Task details: Examine each line of the data. Copy those that contain the string "Herr".

• • • • • • •

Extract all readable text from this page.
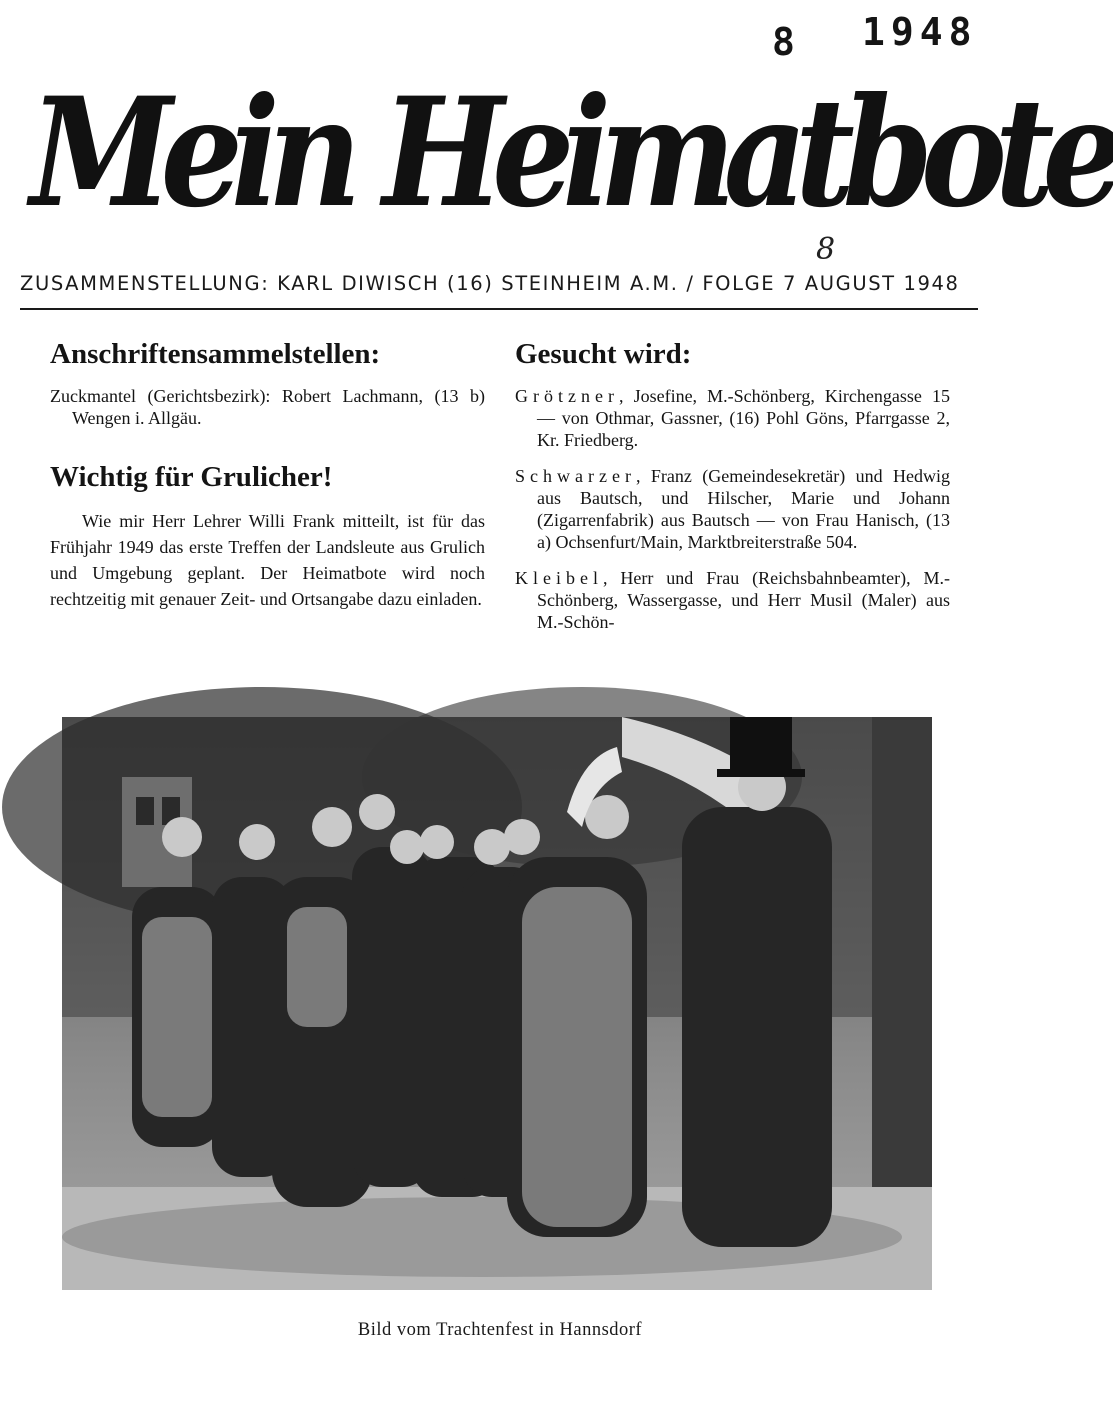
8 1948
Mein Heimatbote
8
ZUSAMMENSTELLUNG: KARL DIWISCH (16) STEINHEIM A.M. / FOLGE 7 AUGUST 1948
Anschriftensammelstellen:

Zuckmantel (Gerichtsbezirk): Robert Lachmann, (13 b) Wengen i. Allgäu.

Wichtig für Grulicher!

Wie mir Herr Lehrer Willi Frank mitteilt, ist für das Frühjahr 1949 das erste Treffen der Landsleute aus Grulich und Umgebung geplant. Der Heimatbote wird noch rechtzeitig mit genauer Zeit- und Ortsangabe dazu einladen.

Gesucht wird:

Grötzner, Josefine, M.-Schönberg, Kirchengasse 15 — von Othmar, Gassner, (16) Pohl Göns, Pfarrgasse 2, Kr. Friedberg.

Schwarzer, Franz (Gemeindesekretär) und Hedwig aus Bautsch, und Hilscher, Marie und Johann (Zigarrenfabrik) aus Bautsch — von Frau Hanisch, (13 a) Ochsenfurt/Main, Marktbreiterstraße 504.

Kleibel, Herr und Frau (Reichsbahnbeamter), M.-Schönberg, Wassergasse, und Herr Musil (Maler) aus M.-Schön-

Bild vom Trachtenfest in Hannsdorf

• • • • • • •

Solution to this task:
Wie mir Herr Lehrer Willi Frank mitteilt, ist für das Frühjahr 1949 das erste Treffen der Landsleute aus Grulich und Umgebung geplant. Der Heimatbote wird noch rechtzeitig mit genauer Zeit- und Ortsangabe dazu einladen.
Kleibel, Herr und Frau (Reichsbahnbeamter), M.-Schönberg, Wassergasse, und Herr Musil (Maler) aus M.-Schön-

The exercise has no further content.